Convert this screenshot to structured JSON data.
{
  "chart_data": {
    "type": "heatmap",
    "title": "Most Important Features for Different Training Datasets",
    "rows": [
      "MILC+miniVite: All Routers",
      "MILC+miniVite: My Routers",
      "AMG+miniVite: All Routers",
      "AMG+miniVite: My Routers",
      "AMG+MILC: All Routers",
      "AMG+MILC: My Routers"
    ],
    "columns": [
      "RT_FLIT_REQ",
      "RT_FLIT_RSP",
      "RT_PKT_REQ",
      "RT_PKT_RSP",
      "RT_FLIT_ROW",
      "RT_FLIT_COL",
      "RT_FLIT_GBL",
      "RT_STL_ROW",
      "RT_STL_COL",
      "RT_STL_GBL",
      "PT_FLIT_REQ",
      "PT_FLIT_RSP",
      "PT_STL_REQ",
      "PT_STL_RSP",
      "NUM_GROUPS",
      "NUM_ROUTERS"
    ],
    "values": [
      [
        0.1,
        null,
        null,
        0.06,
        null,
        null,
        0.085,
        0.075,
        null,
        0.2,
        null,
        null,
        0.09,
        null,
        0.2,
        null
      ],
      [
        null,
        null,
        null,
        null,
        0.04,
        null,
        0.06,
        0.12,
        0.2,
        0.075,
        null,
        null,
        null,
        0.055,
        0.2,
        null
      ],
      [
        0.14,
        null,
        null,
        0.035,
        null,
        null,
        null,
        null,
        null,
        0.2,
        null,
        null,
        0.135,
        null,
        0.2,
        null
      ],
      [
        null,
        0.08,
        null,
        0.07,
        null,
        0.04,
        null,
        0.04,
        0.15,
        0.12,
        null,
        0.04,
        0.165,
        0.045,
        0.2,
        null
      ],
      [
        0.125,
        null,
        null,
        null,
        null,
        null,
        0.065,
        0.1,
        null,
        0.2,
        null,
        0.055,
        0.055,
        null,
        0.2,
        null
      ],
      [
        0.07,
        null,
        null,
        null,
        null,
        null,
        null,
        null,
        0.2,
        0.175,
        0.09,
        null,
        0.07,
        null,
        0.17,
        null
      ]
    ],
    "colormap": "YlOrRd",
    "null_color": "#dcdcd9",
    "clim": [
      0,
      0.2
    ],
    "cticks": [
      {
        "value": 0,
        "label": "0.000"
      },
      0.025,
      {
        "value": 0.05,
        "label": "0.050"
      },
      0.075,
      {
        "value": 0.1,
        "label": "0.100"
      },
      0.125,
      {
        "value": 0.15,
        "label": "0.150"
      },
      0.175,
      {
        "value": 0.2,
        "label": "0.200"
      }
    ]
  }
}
* * *
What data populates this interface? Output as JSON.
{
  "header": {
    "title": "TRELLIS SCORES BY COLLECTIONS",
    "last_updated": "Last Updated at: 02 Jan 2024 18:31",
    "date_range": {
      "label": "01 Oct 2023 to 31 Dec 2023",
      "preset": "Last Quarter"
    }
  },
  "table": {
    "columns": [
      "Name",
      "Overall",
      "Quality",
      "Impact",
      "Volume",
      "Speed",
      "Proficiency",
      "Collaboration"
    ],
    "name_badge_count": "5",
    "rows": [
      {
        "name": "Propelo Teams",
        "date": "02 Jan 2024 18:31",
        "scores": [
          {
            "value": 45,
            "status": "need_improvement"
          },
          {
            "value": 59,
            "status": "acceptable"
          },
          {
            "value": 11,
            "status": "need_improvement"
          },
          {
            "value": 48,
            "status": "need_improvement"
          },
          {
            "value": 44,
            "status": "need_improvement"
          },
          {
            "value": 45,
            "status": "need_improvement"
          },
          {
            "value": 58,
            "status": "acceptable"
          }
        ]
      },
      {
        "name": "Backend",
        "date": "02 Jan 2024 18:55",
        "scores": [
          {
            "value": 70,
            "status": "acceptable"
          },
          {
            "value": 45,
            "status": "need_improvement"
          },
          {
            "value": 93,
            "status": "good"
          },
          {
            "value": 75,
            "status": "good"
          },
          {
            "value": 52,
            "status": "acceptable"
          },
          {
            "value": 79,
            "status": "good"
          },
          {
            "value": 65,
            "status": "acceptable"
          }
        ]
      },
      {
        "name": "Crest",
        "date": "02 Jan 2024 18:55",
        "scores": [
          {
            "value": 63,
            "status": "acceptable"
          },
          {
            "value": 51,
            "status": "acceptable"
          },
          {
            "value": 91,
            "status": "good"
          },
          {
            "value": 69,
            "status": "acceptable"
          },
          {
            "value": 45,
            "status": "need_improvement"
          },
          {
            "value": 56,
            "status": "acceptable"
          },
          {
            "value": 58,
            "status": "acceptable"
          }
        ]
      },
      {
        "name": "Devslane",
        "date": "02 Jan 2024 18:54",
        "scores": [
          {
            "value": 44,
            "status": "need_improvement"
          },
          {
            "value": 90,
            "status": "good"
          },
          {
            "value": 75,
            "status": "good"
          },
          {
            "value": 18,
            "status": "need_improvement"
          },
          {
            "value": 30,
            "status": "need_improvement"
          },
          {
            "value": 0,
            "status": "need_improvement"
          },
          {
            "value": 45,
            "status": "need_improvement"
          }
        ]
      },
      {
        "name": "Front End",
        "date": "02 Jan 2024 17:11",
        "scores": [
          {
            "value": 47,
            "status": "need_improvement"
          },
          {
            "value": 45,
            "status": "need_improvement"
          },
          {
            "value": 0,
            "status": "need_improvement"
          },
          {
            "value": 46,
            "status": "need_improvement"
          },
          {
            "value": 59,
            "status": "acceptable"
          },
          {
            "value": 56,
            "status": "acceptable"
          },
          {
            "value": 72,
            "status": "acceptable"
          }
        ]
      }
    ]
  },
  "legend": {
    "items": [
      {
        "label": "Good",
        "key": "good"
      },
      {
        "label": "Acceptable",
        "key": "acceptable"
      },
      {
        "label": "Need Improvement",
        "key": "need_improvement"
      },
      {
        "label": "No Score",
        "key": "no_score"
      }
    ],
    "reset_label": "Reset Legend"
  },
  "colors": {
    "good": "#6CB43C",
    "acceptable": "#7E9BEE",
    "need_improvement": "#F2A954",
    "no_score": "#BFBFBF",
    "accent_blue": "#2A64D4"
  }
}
* * *
(Stated exercise) Check each line of the records for "JSON" and copy the ones that contain it.

(Solution to the exercise)
Convert this screenshot to structured JSON data.
What data populates this interface? Output as JSON.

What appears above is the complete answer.